● **Do this**:
In the data below, find every line that has the string "JSON", and copy it.

● **Records**:
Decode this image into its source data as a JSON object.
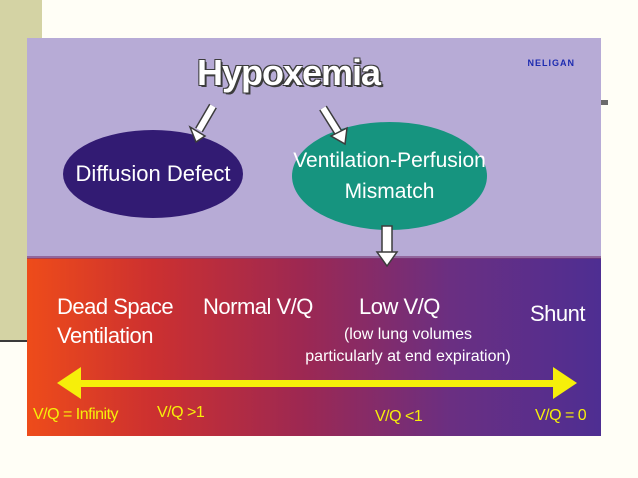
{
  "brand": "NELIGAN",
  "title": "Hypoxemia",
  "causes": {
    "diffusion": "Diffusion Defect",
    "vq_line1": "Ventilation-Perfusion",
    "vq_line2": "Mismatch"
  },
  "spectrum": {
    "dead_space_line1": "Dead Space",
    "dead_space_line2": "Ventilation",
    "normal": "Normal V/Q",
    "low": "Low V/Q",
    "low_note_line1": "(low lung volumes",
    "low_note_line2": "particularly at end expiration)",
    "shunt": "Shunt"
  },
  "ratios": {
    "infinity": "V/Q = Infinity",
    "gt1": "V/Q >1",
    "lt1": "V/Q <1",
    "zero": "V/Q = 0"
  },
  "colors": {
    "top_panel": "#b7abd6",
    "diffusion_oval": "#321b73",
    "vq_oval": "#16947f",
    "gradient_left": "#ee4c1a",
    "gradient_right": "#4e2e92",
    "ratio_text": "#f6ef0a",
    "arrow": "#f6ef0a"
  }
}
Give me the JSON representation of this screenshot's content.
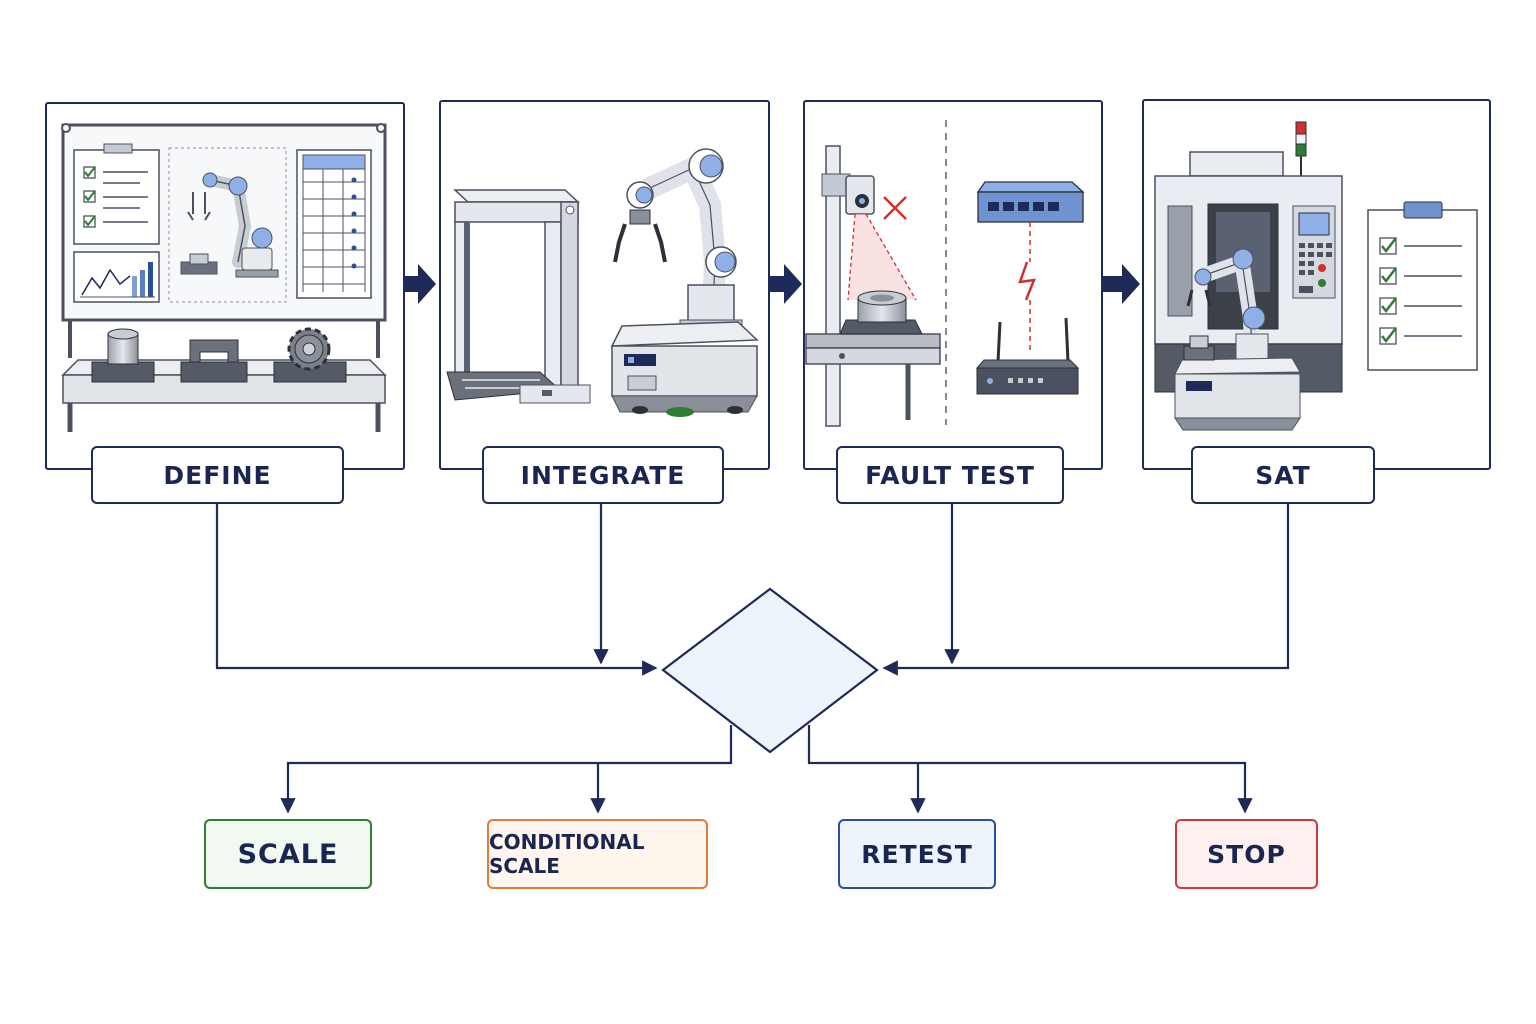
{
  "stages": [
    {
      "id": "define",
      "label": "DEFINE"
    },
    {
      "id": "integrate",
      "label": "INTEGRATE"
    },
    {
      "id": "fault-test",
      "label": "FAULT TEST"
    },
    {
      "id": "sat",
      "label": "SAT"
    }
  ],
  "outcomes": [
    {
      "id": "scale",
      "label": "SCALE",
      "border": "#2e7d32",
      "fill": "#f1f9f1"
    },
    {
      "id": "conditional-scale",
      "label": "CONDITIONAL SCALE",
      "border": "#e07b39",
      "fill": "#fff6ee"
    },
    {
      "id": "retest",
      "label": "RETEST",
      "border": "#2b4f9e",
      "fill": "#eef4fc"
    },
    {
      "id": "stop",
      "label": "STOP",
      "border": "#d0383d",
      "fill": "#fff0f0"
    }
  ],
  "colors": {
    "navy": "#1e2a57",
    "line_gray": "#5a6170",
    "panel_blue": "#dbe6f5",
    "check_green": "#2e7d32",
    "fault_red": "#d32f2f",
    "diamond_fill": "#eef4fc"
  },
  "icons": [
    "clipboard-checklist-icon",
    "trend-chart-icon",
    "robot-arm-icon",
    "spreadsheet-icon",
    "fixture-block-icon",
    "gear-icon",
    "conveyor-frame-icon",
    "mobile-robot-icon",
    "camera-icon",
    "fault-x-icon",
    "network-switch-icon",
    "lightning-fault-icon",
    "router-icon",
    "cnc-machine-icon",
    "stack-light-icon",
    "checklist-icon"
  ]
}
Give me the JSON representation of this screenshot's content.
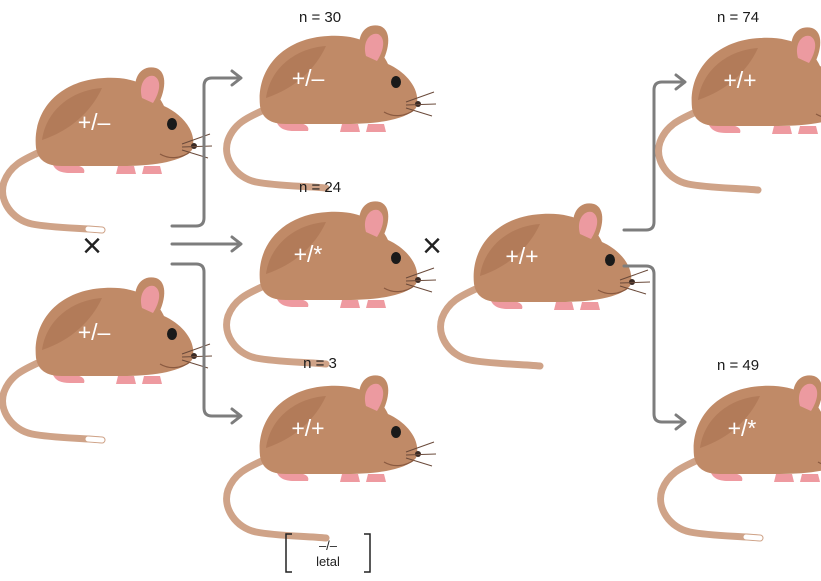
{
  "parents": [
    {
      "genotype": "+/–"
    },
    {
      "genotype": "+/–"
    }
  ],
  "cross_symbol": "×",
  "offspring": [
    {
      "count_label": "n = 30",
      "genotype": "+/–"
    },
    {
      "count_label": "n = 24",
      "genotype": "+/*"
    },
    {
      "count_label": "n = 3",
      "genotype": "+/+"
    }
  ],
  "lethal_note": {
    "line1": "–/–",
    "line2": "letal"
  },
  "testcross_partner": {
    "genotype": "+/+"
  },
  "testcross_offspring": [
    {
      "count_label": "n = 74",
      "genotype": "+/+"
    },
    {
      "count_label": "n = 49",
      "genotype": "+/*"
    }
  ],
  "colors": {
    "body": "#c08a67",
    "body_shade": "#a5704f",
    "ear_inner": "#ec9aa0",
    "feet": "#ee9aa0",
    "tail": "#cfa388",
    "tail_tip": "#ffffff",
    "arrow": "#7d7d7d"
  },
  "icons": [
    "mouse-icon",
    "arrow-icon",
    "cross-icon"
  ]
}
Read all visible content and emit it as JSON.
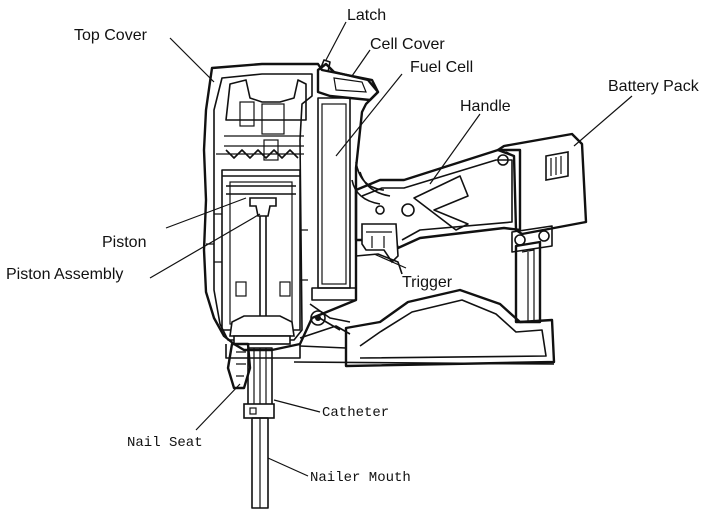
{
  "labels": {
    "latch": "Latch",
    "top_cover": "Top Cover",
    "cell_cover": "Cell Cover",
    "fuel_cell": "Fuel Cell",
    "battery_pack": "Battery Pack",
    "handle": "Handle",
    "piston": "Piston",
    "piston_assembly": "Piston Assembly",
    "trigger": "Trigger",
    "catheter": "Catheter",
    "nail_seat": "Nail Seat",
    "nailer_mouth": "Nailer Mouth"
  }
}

● **Result below**:
Decode this image into its source data as a JSON object.
Give me the JSON representation of this screenshot's content.
Give me the JSON representation of this screenshot's content.
Read all visible content and emit it as JSON.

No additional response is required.